TASK GOAL.
Write out the whole listing again, exactly as given.

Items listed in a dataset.
* * * * *

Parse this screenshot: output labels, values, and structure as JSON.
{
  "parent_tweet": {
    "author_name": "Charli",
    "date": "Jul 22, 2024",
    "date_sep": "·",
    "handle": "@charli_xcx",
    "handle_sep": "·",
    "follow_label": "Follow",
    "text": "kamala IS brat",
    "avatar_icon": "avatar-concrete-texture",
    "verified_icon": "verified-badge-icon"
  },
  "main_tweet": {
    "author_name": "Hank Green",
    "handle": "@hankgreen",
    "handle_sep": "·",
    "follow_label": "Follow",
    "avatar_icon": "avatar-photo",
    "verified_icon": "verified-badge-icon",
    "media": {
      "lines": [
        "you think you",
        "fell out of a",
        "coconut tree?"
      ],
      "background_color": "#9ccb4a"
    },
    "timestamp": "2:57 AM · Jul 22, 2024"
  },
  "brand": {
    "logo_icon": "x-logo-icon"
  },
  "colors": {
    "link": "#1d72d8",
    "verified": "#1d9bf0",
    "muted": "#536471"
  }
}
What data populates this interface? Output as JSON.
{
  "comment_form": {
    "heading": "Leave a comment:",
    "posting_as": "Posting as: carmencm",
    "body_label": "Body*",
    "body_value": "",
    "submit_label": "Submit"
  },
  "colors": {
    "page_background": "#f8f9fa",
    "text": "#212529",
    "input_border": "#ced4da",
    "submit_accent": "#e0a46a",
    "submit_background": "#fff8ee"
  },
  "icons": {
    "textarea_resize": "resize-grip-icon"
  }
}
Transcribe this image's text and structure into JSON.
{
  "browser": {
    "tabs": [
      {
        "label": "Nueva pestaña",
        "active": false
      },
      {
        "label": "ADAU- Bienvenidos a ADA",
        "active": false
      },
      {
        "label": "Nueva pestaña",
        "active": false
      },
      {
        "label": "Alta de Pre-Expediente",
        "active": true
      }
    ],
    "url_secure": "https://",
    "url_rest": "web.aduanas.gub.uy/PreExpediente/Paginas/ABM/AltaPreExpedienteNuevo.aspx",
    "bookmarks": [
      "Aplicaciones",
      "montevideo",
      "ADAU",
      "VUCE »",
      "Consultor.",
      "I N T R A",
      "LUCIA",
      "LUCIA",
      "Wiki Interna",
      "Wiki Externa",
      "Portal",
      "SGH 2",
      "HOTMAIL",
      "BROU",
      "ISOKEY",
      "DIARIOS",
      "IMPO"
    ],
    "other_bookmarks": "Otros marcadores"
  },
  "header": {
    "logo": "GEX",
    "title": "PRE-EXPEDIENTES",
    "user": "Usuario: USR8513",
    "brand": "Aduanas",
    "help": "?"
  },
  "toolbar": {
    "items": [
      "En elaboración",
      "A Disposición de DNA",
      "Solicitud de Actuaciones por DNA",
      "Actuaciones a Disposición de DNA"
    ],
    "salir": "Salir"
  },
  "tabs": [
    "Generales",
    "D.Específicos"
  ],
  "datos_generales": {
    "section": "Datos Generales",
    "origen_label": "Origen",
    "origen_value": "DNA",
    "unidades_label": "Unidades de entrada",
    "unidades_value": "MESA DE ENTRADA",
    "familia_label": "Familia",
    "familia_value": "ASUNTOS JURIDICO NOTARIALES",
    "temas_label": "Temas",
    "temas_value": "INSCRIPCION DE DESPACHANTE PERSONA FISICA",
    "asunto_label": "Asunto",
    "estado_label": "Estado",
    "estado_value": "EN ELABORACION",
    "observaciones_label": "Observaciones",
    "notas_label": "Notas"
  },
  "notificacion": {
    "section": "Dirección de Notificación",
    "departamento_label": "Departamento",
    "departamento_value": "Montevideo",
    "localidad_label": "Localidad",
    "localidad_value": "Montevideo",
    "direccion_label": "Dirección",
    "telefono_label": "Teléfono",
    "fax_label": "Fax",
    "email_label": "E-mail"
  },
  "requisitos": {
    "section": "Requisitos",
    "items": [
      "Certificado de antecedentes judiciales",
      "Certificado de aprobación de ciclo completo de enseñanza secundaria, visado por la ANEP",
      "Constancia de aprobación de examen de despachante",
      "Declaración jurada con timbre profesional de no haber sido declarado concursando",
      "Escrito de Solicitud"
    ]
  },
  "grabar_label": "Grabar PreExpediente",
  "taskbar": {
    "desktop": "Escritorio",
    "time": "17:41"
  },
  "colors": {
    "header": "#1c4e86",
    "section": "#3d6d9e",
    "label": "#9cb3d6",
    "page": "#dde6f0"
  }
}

* * * * *

ANSWER FOR THIS EXERCISE.
Parse this screenshot: output labels, values, and structure as JSON.
{
  "parent_tweet": {
    "author_name": "Charli",
    "date": "Jul 22, 2024",
    "date_sep": "·",
    "handle": "@charli_xcx",
    "handle_sep": "·",
    "follow_label": "Follow",
    "text": "kamala IS brat",
    "avatar_icon": "avatar-concrete-texture",
    "verified_icon": "verified-badge-icon"
  },
  "main_tweet": {
    "author_name": "Hank Green",
    "handle": "@hankgreen",
    "handle_sep": "·",
    "follow_label": "Follow",
    "avatar_icon": "avatar-photo",
    "verified_icon": "verified-badge-icon",
    "media": {
      "lines": [
        "you think you",
        "fell out of a",
        "coconut tree?"
      ],
      "background_color": "#9ccb4a"
    },
    "timestamp": "2:57 AM · Jul 22, 2024"
  },
  "brand": {
    "logo_icon": "x-logo-icon"
  },
  "colors": {
    "link": "#1d72d8",
    "verified": "#1d9bf0",
    "muted": "#536471"
  }
}
What data populates this interface? Output as JSON.
{
  "comment_form": {
    "heading": "Leave a comment:",
    "posting_as": "Posting as: carmencm",
    "body_label": "Body*",
    "body_value": "",
    "submit_label": "Submit"
  },
  "colors": {
    "page_background": "#f8f9fa",
    "text": "#212529",
    "input_border": "#ced4da",
    "submit_accent": "#e0a46a",
    "submit_background": "#fff8ee"
  },
  "icons": {
    "textarea_resize": "resize-grip-icon"
  }
}
Transcribe this image's text and structure into JSON.
{
  "browser": {
    "tabs": [
      {
        "label": "Nueva pestaña",
        "active": false
      },
      {
        "label": "ADAU- Bienvenidos a ADA",
        "active": false
      },
      {
        "label": "Nueva pestaña",
        "active": false
      },
      {
        "label": "Alta de Pre-Expediente",
        "active": true
      }
    ],
    "url_secure": "https://",
    "url_rest": "web.aduanas.gub.uy/PreExpediente/Paginas/ABM/AltaPreExpedienteNuevo.aspx",
    "bookmarks": [
      "Aplicaciones",
      "montevideo",
      "ADAU",
      "VUCE »",
      "Consultor.",
      "I N T R A",
      "LUCIA",
      "LUCIA",
      "Wiki Interna",
      "Wiki Externa",
      "Portal",
      "SGH 2",
      "HOTMAIL",
      "BROU",
      "ISOKEY",
      "DIARIOS",
      "IMPO"
    ],
    "other_bookmarks": "Otros marcadores"
  },
  "header": {
    "logo": "GEX",
    "title": "PRE-EXPEDIENTES",
    "user": "Usuario: USR8513",
    "brand": "Aduanas",
    "help": "?"
  },
  "toolbar": {
    "items": [
      "En elaboración",
      "A Disposición de DNA",
      "Solicitud de Actuaciones por DNA",
      "Actuaciones a Disposición de DNA"
    ],
    "salir": "Salir"
  },
  "tabs": [
    "Generales",
    "D.Específicos"
  ],
  "datos_generales": {
    "section": "Datos Generales",
    "origen_label": "Origen",
    "origen_value": "DNA",
    "unidades_label": "Unidades de entrada",
    "unidades_value": "MESA DE ENTRADA",
    "familia_label": "Familia",
    "familia_value": "ASUNTOS JURIDICO NOTARIALES",
    "temas_label": "Temas",
    "temas_value": "INSCRIPCION DE DESPACHANTE PERSONA FISICA",
    "asunto_label": "Asunto",
    "estado_label": "Estado",
    "estado_value": "EN ELABORACION",
    "observaciones_label": "Observaciones",
    "notas_label": "Notas"
  },
  "notificacion": {
    "section": "Dirección de Notificación",
    "departamento_label": "Departamento",
    "departamento_value": "Montevideo",
    "localidad_label": "Localidad",
    "localidad_value": "Montevideo",
    "direccion_label": "Dirección",
    "telefono_label": "Teléfono",
    "fax_label": "Fax",
    "email_label": "E-mail"
  },
  "requisitos": {
    "section": "Requisitos",
    "items": [
      "Certificado de antecedentes judiciales",
      "Certificado de aprobación de ciclo completo de enseñanza secundaria, visado por la ANEP",
      "Constancia de aprobación de examen de despachante",
      "Declaración jurada con timbre profesional de no haber sido declarado concursando",
      "Escrito de Solicitud"
    ]
  },
  "grabar_label": "Grabar PreExpediente",
  "taskbar": {
    "desktop": "Escritorio",
    "time": "17:41"
  },
  "colors": {
    "header": "#1c4e86",
    "section": "#3d6d9e",
    "label": "#9cb3d6",
    "page": "#dde6f0"
  }
}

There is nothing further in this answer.